DIRECTION 1
Rewrite the entries as a Markdown table with the columns Row and Line, starting at the first line of the entries and ending at the line that contains "bar (400, 502, 405, 535)", and leave out any blank lines.

TEXT TO READ
Google offers developers its kingdom the cloud with its new Application Engine product, risking its fat margins and plopping down on the turf of Jeff Bezos and the rest of the online storage and platform competition. Continue Reading

Google, with its new Application Engine product, has taken aim squarely at the web services market — and companies from Amazon.com to Bungee Labs should be running scared. The search giant’s Application Engine allows developers to build a web application “in their garage” and then host it for free on Google’s existing infrastructure. Take that, Jeff Bezos!

The App Engine will run in the same Google data centers that host GMail, Google Docs and other online programs. Initially up to 10,000 developers will have access to the preview edition of App Engine. Every developer will be able build up to three applications, each of which will have 500 MB of storage and the CPU cycles and bandwidth to support about 5 million page views a month. All of this will be free, and when the service is out of preview Google will announce the ability to buy more storage, bandwidth and CPU cycles.


For some developers, a service like this eliminates the need for Amazon Web Services. It could also cause problems for startups such as online storage company Elephant Drive and platform-as-service vendors such as Bungee Labs. However, the App Engine does have its limits, some of which will be addressed as time goes on. For now, no files larger than 1MB can be uploaded to the site and Python is the only language supported by App Engine. Other limits include the inability to buy extra time and a focus only on web applications.

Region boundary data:
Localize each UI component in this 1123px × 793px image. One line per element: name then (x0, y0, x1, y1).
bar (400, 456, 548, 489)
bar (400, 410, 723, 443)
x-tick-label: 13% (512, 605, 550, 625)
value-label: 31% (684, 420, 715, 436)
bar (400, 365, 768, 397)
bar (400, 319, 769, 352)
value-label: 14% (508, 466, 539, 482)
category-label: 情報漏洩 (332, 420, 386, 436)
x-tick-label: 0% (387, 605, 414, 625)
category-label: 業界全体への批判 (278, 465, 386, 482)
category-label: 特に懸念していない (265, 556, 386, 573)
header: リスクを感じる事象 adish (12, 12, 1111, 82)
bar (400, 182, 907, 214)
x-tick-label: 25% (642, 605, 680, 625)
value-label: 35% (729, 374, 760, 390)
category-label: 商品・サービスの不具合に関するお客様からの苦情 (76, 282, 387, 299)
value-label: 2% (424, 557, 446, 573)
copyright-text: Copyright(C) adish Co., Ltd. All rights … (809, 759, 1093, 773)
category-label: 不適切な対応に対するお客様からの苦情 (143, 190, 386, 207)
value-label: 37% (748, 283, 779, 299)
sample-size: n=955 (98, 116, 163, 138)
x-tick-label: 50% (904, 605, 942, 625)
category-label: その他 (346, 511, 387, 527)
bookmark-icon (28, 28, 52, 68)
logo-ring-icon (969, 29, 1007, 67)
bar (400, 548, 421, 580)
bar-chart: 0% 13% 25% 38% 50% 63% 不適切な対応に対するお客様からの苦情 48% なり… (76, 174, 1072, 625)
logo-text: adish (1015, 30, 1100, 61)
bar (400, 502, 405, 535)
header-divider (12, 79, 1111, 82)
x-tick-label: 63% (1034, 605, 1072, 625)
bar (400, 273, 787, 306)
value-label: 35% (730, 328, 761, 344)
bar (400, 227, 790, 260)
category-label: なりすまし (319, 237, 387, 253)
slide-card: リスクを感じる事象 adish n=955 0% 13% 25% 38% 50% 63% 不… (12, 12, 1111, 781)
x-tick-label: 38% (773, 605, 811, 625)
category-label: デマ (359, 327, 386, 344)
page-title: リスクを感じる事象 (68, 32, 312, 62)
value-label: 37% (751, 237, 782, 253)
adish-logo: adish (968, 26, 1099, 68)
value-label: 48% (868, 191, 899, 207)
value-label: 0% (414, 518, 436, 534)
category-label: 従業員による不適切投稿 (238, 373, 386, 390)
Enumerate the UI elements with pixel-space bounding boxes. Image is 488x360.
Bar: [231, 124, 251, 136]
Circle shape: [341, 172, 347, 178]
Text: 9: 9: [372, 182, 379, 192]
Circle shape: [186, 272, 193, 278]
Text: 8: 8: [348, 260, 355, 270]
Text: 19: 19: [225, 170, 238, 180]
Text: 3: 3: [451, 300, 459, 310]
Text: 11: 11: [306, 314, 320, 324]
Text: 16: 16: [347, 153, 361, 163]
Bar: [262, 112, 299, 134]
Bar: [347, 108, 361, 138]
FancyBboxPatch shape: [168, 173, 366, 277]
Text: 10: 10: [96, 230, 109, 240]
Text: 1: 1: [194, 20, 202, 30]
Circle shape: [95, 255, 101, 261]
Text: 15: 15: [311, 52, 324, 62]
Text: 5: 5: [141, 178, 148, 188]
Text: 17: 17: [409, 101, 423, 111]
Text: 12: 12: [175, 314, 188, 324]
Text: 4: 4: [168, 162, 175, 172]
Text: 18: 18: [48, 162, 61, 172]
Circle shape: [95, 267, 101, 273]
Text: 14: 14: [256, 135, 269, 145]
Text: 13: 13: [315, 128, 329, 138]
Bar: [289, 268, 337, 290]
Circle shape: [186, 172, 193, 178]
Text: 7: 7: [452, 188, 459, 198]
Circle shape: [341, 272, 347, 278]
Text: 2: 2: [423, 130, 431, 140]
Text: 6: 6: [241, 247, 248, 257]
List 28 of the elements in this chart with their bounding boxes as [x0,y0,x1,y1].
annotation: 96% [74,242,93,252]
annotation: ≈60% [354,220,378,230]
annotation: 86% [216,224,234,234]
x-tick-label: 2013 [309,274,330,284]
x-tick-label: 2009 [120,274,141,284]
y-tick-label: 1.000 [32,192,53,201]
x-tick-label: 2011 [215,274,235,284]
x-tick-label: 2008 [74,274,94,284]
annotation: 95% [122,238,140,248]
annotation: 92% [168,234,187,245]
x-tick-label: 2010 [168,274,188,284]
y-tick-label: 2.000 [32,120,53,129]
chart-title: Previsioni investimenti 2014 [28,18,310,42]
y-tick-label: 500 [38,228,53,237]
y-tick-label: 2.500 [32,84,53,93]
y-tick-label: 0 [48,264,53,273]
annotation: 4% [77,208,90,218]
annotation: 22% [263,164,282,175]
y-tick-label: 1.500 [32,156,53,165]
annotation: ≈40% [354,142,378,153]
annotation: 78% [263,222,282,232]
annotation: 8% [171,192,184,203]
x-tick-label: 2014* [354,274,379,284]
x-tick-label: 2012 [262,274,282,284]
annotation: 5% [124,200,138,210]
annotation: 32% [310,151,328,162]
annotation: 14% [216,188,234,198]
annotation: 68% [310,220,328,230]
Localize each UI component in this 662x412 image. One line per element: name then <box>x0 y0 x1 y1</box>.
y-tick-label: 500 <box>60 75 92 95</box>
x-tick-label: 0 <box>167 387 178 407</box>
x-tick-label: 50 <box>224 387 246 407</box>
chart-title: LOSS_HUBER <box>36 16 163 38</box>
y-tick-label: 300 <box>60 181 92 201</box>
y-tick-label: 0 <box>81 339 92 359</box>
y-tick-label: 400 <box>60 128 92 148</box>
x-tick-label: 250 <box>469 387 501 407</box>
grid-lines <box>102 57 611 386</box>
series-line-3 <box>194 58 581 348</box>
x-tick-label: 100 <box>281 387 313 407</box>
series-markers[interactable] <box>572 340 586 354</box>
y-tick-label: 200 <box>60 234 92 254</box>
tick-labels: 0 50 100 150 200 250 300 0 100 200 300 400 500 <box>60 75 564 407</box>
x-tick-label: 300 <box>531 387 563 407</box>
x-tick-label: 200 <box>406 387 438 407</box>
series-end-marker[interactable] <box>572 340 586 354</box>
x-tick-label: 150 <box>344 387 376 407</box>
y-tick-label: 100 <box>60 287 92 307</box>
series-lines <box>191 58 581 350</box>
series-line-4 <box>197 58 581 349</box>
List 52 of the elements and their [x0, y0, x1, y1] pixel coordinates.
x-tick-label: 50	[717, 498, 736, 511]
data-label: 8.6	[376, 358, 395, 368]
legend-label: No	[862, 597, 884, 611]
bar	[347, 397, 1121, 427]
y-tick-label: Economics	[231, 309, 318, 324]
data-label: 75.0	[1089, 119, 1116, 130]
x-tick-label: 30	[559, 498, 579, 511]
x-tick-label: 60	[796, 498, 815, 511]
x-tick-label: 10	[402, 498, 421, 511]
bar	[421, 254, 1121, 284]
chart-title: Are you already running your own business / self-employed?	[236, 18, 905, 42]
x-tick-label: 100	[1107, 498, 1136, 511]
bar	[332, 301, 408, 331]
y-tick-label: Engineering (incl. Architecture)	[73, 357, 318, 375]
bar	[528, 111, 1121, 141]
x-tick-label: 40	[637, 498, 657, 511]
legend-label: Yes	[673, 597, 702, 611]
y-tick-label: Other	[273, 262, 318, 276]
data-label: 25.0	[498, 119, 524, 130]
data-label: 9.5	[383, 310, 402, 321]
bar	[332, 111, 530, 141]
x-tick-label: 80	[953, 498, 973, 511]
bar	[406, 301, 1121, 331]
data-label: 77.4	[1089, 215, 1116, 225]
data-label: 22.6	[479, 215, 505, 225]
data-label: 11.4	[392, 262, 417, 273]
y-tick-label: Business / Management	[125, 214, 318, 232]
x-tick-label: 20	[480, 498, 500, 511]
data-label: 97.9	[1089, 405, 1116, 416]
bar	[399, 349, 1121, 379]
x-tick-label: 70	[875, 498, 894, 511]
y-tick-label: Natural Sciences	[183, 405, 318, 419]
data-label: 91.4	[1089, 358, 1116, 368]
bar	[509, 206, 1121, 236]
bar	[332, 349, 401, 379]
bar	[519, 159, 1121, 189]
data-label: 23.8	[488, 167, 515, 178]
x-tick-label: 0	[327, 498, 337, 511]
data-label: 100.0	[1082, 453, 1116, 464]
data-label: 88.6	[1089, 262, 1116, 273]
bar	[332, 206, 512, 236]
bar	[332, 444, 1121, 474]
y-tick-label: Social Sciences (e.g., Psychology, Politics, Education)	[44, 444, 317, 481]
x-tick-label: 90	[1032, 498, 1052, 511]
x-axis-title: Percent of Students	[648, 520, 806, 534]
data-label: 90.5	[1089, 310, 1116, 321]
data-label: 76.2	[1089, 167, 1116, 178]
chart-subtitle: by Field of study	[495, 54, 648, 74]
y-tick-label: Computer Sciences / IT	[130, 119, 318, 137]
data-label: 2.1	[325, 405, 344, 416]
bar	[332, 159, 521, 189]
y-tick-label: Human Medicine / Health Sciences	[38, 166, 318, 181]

DIRECTION 2
Extend the text about Google's App Engine by continuing it from where it stops.

EXERCISE ANSWER 1
| Row | Line |
|---|---|
| 1 | Localize each UI component in this 1123px × 793px image. One line per element: name then (x0, y0, x1, y1). |
| 2 | bar (400, 456, 548, 489) |
| 3 | bar (400, 410, 723, 443) |
| 4 | x-tick-label: 13% (512, 605, 550, 625) |
| 5 | value-label: 31% (684, 420, 715, 436) |
| 6 | bar (400, 365, 768, 397) |
| 7 | bar (400, 319, 769, 352) |
| 8 | value-label: 14% (508, 466, 539, 482) |
| 9 | category-label: 情報漏洩 (332, 420, 386, 436) |
| 10 | x-tick-label: 0% (387, 605, 414, 625) |
| 11 | category-label: 業界全体への批判 (278, 465, 386, 482) |
| 12 | category-label: 特に懸念していない (265, 556, 386, 573) |
| 13 | header: リスクを感じる事象 adish (12, 12, 1111, 82) |
| 14 | bar (400, 182, 907, 214) |
| 15 | x-tick-label: 25% (642, 605, 680, 625) |
| 16 | value-label: 35% (729, 374, 760, 390) |
| 17 | category-label: 商品・サービスの不具合に関するお客様からの苦情 (76, 282, 387, 299) |
| 18 | value-label: 2% (424, 557, 446, 573) |
| 19 | copyright-text: Copyright(C) adish Co., Ltd. All rights … (809, 759, 1093, 773) |
| 20 | category-label: 不適切な対応に対するお客様からの苦情 (143, 190, 386, 207) |
| 21 | value-label: 37% (748, 283, 779, 299) |
| 22 | sample-size: n=955 (98, 116, 163, 138) |
| 23 | x-tick-label: 50% (904, 605, 942, 625) |
| 24 | category-label: その他 (346, 511, 387, 527) |
| 25 | bookmark-icon (28, 28, 52, 68) |
| 26 | logo-ring-icon (969, 29, 1007, 67) |
| 27 | bar (400, 548, 421, 580) |
| 28 | bar-chart: 0% 13% 25% 38% 50% 63% 不適切な対応に対するお客様からの苦情 48% なり… (76, 174, 1072, 625) |
| 29 | logo-text: adish (1015, 30, 1100, 61) |
| 30 | bar (400, 502, 405, 535) |

EXERCISE ANSWER 2
Even with limits, this is exactly the type of service Dave Winer last week, after a conversation with a pig, predicted. This type of loss-leader service gets startups in the door with Google, giving the company access to the freshest ideas and an entrepreneurial talent pool that it can tap. Kevin Kelleher called it the way Google can eat Amazon’s lunch.

He’s right, but it will come at a cost to Google in terms of its margins. Providing that kind of infrastructure isn’t free. It also will have a ways to go before it can compete with the 330,000 developers Amazon says are using its Web Services as of January.

Still, it’s a start. And it puts the competition on notice. There’s also the potential for Google to use this as an home base for its other development platforms, such as Open Social for social networks or Android for the mobile phone. A place where developers could build applications that could work anywhere would be the holy grail.

  1. actually, this is all working, completely and fully, today. All that is missing is the ‘retail packaging’. I had a chance to speak to one of Google’s OS and tools fellows, and he had me watch about 9 hours of videos – some that were for public consumption, and some weren’t. I was working as an analyst at a telecom company’s R&D lab, and that opened the door to meet these type of extraordinary people and to dive deep into these types of topics.

    There shall come a day when the idea of buying hardware, merely for the purpose of getting a web application to market, will seem as strange as….owning a unconnected PC.

    It’s all working now..just the packaging remains for Google’s retail cloud. And there are more yet to come.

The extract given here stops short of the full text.